§ Exercise details:
Your job is to return every line of the listing holding the string "kontakta".

§ Provided entries:

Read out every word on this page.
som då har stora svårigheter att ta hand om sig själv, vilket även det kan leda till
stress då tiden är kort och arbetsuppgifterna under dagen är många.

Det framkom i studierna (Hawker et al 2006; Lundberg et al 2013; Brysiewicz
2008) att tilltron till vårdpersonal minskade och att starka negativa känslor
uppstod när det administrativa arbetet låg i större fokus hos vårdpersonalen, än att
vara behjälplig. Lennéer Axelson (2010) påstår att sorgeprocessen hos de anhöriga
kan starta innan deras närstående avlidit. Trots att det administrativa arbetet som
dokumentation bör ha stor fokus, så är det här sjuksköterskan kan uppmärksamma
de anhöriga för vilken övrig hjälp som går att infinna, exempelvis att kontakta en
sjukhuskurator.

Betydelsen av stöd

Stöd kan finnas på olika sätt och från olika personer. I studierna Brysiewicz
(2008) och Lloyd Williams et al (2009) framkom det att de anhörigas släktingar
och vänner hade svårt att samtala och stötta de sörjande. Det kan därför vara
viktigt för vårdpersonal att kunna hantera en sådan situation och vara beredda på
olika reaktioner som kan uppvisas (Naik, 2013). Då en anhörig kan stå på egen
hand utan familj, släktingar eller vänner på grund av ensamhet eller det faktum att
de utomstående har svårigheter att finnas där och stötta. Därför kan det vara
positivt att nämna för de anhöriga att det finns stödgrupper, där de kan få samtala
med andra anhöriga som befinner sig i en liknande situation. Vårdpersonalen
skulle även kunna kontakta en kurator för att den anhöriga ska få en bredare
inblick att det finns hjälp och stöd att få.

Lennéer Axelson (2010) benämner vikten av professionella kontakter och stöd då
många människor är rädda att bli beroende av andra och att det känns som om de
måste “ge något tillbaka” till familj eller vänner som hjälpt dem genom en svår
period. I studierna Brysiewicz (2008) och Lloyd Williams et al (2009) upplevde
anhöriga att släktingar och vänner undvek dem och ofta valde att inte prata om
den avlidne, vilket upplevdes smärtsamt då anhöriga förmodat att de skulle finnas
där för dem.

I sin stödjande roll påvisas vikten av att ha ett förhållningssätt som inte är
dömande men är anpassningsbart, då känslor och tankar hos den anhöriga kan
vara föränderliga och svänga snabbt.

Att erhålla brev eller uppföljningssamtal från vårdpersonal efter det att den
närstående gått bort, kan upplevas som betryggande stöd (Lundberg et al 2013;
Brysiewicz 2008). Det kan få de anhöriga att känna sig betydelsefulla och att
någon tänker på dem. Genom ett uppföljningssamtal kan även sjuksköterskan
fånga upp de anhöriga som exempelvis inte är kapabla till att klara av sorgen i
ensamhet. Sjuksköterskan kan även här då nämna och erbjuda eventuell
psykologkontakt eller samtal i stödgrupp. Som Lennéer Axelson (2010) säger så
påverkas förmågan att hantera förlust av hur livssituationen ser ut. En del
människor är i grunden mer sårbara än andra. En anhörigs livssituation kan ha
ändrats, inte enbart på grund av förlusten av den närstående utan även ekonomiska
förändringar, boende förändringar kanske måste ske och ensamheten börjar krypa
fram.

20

§ Problem solution:
de anhöriga för vilken övrig hjälp som går att infinna, exempelvis att kontakta en
skulle även kunna kontakta en kurator för att den anhöriga ska få en bredare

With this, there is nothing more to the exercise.